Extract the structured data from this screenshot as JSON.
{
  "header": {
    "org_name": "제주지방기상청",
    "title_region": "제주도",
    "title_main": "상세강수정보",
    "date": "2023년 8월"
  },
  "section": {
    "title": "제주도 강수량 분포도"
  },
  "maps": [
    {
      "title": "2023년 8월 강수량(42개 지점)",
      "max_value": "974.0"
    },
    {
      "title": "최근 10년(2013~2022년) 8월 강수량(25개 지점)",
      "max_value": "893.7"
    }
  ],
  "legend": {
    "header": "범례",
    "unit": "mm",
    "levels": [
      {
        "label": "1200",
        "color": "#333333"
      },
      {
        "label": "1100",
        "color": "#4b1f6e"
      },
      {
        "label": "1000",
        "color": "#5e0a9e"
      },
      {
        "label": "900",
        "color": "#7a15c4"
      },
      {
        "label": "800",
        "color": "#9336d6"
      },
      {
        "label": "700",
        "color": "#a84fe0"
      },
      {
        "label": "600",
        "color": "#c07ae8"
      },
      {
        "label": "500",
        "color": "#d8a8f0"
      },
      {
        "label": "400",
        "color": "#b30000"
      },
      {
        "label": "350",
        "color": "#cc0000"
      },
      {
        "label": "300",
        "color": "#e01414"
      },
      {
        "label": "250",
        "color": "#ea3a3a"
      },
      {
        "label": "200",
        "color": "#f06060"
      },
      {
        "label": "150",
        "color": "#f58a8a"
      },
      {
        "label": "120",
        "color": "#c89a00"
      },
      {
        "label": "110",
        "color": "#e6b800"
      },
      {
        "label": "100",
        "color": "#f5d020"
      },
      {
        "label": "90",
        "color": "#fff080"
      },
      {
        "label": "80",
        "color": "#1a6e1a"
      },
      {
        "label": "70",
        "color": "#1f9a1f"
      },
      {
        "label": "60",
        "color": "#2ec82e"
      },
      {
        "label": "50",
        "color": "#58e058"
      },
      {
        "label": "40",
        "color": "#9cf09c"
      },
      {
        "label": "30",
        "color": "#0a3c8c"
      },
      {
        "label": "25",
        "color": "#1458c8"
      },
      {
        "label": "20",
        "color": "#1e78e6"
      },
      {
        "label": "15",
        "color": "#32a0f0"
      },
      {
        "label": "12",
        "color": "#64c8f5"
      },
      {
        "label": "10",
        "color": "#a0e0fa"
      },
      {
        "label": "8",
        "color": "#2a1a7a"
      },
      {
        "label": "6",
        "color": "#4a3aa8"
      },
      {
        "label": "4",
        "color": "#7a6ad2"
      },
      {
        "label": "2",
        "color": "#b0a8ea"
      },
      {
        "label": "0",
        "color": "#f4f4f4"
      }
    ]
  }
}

•••

**Task goal**
Every record should be repeated exactly; please leave none out.

**Result of this exercise**
Extract the structured data from this screenshot as JSON.
{
  "header": {
    "org_name": "제주지방기상청",
    "title_region": "제주도",
    "title_main": "상세강수정보",
    "date": "2023년 8월"
  },
  "section": {
    "title": "제주도 강수량 분포도"
  },
  "maps": [
    {
      "title": "2023년 8월 강수량(42개 지점)",
      "max_value": "974.0"
    },
    {
      "title": "최근 10년(2013~2022년) 8월 강수량(25개 지점)",
      "max_value": "893.7"
    }
  ],
  "legend": {
    "header": "범례",
    "unit": "mm",
    "levels": [
      {
        "label": "1200",
        "color": "#333333"
      },
      {
        "label": "1100",
        "color": "#4b1f6e"
      },
      {
        "label": "1000",
        "color": "#5e0a9e"
      },
      {
        "label": "900",
        "color": "#7a15c4"
      },
      {
        "label": "800",
        "color": "#9336d6"
      },
      {
        "label": "700",
        "color": "#a84fe0"
      },
      {
        "label": "600",
        "color": "#c07ae8"
      },
      {
        "label": "500",
        "color": "#d8a8f0"
      },
      {
        "label": "400",
        "color": "#b30000"
      },
      {
        "label": "350",
        "color": "#cc0000"
      },
      {
        "label": "300",
        "color": "#e01414"
      },
      {
        "label": "250",
        "color": "#ea3a3a"
      },
      {
        "label": "200",
        "color": "#f06060"
      },
      {
        "label": "150",
        "color": "#f58a8a"
      },
      {
        "label": "120",
        "color": "#c89a00"
      },
      {
        "label": "110",
        "color": "#e6b800"
      },
      {
        "label": "100",
        "color": "#f5d020"
      },
      {
        "label": "90",
        "color": "#fff080"
      },
      {
        "label": "80",
        "color": "#1a6e1a"
      },
      {
        "label": "70",
        "color": "#1f9a1f"
      },
      {
        "label": "60",
        "color": "#2ec82e"
      },
      {
        "label": "50",
        "color": "#58e058"
      },
      {
        "label": "40",
        "color": "#9cf09c"
      },
      {
        "label": "30",
        "color": "#0a3c8c"
      },
      {
        "label": "25",
        "color": "#1458c8"
      },
      {
        "label": "20",
        "color": "#1e78e6"
      },
      {
        "label": "15",
        "color": "#32a0f0"
      },
      {
        "label": "12",
        "color": "#64c8f5"
      },
      {
        "label": "10",
        "color": "#a0e0fa"
      },
      {
        "label": "8",
        "color": "#2a1a7a"
      },
      {
        "label": "6",
        "color": "#4a3aa8"
      },
      {
        "label": "4",
        "color": "#7a6ad2"
      },
      {
        "label": "2",
        "color": "#b0a8ea"
      },
      {
        "label": "0",
        "color": "#f4f4f4"
      }
    ]
  }
}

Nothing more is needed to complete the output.